In the material below, find all lines with the string "screenshot" and copy them.

----------------

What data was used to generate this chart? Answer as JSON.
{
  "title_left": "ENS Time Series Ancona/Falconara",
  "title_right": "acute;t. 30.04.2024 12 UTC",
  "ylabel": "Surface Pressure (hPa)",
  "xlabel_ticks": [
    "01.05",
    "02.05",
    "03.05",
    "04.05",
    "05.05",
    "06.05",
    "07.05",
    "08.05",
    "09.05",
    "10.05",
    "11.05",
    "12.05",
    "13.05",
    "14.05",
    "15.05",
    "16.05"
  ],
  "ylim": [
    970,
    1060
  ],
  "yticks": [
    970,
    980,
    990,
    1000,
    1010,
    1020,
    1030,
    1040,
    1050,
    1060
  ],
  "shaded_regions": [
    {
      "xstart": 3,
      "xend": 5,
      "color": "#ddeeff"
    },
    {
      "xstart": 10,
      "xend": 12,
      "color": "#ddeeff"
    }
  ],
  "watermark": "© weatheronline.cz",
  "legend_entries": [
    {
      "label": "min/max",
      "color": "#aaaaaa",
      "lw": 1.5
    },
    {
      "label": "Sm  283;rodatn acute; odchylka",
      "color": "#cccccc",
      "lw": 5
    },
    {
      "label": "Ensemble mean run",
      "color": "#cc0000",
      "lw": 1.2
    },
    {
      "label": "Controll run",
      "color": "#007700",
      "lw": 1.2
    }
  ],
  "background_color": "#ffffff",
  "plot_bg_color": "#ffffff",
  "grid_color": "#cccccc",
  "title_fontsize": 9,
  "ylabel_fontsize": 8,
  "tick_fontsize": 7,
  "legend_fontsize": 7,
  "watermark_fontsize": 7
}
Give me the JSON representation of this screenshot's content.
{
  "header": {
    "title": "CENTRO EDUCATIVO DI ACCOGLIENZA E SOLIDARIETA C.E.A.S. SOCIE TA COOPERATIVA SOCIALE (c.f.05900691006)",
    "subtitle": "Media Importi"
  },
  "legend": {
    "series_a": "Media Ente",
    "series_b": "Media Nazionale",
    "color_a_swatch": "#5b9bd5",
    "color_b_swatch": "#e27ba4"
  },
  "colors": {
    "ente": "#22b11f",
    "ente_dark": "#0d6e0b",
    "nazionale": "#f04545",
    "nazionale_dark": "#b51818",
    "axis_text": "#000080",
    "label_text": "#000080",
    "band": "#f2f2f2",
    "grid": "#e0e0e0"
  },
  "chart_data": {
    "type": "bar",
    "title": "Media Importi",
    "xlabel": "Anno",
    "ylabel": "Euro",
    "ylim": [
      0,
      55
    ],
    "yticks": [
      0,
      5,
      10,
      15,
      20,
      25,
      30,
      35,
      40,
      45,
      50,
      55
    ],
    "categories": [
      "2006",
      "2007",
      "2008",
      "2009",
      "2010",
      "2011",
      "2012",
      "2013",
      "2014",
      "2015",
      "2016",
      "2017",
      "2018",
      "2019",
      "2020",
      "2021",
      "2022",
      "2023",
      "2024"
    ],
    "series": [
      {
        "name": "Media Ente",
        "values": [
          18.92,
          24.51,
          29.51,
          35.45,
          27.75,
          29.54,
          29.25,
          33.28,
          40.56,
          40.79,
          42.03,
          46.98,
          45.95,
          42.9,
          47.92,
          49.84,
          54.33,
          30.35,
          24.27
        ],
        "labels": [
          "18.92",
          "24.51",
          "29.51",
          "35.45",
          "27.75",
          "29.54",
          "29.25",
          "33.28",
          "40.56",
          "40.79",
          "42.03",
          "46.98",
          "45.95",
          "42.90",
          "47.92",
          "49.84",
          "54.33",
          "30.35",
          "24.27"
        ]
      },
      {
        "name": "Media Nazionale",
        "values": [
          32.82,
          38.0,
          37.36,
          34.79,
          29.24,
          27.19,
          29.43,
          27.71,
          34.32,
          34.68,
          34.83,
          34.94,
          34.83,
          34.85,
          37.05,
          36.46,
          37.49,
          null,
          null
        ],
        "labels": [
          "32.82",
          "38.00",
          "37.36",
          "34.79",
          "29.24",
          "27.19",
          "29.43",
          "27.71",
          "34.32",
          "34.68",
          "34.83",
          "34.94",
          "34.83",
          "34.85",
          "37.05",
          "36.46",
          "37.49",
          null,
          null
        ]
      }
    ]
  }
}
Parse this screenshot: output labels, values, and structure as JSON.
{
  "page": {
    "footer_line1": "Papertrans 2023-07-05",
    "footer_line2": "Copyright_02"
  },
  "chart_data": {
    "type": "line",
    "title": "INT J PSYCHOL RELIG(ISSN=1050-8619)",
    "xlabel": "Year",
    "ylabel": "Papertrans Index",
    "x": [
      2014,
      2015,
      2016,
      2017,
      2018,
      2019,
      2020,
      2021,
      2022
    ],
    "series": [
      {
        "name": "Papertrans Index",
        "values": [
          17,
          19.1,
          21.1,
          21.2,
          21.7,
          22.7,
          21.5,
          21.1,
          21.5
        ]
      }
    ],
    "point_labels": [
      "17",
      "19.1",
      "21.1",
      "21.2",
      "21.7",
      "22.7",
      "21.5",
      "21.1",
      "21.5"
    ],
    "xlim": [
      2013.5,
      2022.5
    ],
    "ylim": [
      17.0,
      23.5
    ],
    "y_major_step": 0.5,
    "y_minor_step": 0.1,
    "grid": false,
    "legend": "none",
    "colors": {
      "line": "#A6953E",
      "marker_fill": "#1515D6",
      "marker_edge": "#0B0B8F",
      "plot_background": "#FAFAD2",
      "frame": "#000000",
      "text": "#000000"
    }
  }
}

----------------

• [FINAL ANSWER]:
Give me the JSON representation of this screenshot's content.
Parse this screenshot: output labels, values, and structure as JSON.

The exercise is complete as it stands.